- _Your task_
Copy every line from the data below in which the string "interfederativa" can be found.

- _Input records_
## Start

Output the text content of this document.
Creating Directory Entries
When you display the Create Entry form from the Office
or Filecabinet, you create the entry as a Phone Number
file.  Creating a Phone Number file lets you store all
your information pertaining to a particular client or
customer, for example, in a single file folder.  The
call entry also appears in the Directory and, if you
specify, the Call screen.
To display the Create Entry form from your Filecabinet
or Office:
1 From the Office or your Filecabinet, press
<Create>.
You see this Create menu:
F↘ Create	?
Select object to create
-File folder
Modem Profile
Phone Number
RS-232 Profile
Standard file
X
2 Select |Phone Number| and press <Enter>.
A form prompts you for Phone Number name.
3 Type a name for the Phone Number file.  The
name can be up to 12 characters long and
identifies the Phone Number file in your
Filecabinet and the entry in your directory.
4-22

## End
## Start

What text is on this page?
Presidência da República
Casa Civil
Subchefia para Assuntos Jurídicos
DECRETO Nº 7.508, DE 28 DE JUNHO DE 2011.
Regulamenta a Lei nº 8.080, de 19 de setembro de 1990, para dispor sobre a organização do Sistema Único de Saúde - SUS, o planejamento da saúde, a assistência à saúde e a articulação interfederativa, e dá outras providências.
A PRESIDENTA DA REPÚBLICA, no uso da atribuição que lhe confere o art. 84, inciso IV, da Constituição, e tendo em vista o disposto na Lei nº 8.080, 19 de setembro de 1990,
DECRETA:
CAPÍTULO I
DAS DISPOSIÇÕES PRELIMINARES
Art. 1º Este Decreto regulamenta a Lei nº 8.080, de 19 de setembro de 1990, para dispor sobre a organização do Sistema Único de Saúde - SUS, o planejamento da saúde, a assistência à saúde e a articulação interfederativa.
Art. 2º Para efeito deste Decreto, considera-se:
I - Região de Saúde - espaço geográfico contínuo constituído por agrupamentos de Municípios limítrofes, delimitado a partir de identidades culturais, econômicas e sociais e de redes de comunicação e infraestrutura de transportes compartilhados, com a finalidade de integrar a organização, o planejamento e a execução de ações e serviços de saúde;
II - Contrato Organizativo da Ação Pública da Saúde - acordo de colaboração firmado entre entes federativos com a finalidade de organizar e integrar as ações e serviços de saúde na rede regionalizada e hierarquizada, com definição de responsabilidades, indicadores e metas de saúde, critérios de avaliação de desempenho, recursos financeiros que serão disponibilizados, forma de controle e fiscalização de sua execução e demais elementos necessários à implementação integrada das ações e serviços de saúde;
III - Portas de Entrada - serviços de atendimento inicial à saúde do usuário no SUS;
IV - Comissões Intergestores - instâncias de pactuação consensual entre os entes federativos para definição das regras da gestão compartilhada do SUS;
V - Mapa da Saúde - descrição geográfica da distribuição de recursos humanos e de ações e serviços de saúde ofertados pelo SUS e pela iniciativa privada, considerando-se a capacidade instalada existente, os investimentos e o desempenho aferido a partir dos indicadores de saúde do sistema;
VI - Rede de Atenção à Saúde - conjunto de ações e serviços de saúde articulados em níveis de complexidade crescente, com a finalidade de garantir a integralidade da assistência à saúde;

## End
## Start

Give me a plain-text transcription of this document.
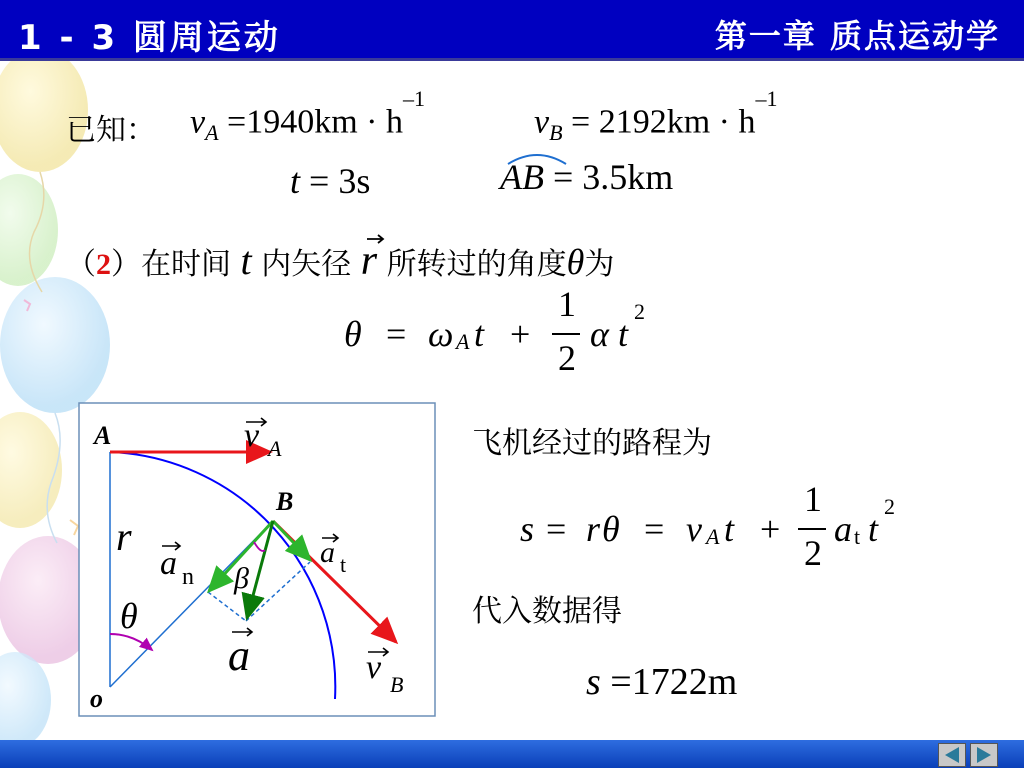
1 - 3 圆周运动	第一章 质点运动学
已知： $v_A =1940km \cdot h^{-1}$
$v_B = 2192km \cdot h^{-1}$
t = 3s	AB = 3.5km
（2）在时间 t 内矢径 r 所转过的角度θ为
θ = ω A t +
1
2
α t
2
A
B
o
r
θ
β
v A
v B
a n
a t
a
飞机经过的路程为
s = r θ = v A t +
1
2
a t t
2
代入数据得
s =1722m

## End

- _Exercise answer_
Regulamenta a Lei nº 8.080, de 19 de setembro de 1990, para dispor sobre a organização do Sistema Único de Saúde - SUS, o planejamento da saúde, a assistência à saúde e a articulação interfederativa, e dá outras providências.
Art. 1º Este Decreto regulamenta a Lei nº 8.080, de 19 de setembro de 1990, para dispor sobre a organização do Sistema Único de Saúde - SUS, o planejamento da saúde, a assistência à saúde e a articulação interfederativa.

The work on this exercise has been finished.